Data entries
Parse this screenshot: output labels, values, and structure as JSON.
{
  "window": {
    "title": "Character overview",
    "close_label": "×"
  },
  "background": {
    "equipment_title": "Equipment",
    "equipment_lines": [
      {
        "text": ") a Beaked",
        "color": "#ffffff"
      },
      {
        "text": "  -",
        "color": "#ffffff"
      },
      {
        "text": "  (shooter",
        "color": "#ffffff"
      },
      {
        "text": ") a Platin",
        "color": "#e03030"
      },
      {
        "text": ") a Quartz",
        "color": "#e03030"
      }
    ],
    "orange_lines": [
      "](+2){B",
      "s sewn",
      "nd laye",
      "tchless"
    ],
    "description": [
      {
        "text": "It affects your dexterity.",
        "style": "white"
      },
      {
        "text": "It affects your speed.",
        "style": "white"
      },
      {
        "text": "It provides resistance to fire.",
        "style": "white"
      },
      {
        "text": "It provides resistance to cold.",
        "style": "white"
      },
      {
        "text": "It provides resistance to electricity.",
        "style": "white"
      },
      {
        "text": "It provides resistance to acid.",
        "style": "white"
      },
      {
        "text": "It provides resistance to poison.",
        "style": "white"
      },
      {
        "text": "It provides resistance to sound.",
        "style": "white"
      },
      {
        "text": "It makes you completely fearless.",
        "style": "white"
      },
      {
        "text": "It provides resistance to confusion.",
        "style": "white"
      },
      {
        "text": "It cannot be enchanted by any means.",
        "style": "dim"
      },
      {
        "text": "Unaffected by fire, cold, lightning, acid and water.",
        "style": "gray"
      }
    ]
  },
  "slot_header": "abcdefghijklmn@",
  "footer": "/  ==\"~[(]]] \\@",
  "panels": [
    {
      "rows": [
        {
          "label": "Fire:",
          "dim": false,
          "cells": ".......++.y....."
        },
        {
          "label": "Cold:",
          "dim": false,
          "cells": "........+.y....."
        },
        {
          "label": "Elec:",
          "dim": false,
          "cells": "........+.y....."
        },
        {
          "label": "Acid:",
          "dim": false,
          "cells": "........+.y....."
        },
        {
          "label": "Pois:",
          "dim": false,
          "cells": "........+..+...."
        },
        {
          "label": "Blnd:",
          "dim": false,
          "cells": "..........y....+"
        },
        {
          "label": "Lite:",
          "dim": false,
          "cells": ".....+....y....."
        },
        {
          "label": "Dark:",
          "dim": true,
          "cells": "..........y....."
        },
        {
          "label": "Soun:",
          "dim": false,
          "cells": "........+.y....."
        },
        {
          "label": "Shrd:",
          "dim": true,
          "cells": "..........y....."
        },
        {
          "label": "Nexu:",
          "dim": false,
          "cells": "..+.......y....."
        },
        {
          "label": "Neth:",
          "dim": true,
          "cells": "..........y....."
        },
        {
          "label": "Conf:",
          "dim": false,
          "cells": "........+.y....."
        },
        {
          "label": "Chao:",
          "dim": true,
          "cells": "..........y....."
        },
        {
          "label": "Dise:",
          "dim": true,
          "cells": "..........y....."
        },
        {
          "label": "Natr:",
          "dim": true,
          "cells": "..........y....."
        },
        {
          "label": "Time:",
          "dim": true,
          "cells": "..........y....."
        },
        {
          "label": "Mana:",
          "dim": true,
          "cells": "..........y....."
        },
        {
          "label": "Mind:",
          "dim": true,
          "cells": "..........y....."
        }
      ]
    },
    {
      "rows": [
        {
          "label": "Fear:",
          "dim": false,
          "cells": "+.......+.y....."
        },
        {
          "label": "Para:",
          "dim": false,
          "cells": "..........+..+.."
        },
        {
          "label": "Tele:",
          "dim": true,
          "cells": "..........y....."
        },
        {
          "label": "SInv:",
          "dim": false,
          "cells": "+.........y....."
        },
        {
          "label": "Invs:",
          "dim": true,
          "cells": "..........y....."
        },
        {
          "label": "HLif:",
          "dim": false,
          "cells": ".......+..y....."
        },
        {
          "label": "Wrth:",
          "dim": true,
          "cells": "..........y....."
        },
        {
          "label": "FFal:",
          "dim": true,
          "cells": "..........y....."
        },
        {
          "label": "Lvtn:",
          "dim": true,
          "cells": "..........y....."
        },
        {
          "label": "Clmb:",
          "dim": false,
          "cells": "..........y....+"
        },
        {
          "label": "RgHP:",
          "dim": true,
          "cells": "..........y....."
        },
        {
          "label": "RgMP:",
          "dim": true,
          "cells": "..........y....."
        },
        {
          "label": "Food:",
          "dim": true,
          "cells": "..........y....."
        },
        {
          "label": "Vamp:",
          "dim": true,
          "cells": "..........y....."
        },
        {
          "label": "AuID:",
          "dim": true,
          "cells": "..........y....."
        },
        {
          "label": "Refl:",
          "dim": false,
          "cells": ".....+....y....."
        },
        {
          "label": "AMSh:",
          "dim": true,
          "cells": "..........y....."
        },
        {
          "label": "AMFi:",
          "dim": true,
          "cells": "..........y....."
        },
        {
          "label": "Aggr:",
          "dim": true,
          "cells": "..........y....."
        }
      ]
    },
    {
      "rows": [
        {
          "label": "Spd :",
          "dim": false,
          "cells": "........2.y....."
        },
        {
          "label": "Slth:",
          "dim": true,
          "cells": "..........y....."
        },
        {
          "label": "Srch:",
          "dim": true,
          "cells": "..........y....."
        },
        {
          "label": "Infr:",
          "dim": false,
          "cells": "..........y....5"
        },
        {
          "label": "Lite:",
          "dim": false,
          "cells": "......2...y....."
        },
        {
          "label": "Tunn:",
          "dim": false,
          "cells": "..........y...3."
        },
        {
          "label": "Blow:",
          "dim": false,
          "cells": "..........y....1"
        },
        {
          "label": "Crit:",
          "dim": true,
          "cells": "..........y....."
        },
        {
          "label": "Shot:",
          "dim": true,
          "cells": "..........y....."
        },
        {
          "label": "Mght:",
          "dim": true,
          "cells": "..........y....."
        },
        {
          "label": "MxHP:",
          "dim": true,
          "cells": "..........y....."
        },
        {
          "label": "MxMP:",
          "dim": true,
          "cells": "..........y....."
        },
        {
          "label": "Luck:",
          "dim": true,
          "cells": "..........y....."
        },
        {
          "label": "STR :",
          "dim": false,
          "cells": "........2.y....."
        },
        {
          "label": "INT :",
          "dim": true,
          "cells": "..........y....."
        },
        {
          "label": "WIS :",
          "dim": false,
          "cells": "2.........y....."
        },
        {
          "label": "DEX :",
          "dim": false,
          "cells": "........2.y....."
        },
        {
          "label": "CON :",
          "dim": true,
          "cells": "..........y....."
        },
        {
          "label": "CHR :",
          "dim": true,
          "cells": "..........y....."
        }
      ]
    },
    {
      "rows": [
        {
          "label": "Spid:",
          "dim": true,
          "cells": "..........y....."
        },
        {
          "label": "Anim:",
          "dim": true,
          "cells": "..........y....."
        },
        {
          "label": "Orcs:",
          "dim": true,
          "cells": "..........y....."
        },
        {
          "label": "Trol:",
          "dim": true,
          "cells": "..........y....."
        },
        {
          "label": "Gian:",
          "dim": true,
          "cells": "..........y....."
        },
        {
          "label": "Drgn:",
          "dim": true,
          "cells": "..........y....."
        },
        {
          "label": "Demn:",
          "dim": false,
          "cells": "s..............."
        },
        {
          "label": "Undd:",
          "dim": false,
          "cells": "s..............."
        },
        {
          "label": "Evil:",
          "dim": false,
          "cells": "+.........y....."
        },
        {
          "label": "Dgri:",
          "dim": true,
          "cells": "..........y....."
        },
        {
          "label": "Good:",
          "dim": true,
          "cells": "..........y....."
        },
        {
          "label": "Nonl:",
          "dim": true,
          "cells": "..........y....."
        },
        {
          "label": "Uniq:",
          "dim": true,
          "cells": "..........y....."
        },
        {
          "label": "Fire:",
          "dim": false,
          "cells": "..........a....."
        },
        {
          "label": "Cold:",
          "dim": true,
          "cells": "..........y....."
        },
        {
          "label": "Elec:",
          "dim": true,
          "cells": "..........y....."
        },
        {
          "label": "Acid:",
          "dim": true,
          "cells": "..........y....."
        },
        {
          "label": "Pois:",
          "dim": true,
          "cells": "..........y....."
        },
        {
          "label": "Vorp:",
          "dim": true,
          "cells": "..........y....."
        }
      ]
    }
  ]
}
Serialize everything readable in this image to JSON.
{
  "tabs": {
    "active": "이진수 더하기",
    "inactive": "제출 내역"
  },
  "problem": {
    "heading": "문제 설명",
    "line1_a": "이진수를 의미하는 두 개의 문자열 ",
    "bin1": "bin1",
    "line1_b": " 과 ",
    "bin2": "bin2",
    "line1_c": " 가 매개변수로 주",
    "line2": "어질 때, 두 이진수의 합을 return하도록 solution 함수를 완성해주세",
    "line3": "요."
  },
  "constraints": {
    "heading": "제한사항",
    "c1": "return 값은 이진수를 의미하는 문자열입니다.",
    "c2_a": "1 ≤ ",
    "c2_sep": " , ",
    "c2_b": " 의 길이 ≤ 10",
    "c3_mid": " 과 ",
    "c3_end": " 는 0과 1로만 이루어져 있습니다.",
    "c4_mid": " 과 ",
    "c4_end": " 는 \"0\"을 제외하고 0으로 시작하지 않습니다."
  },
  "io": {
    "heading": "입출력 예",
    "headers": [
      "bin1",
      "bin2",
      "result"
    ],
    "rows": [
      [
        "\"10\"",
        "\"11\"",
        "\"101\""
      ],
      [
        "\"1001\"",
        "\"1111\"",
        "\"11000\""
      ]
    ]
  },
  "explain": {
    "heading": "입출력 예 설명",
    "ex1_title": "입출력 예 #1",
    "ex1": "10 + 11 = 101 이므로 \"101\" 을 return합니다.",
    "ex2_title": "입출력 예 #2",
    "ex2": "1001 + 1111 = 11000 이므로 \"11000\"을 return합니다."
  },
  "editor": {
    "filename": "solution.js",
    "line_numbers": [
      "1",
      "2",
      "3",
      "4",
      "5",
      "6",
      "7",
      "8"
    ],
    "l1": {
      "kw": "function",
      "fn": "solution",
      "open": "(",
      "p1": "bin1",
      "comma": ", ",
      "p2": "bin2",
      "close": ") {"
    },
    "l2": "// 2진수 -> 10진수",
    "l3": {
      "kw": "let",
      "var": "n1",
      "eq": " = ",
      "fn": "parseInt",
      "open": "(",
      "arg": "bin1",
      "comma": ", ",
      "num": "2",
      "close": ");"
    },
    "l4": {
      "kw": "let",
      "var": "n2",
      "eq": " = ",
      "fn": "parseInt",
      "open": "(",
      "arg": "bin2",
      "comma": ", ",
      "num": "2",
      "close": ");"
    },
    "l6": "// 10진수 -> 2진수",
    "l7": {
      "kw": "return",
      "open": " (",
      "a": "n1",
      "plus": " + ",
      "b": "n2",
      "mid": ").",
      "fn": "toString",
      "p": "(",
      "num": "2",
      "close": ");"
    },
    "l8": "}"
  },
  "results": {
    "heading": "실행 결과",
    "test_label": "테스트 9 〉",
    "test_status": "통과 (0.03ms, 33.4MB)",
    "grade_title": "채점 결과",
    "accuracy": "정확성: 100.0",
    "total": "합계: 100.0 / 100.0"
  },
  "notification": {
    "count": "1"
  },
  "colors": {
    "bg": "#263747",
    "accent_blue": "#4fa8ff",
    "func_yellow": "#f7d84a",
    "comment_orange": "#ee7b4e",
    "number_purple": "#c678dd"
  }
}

_Direction_
Find each line holding "heading". Copy it out.

_The response_
    "heading": "문제 설명",
    "heading": "제한사항",
    "heading": "입출력 예",
    "heading": "입출력 예 설명",
    "heading": "실행 결과",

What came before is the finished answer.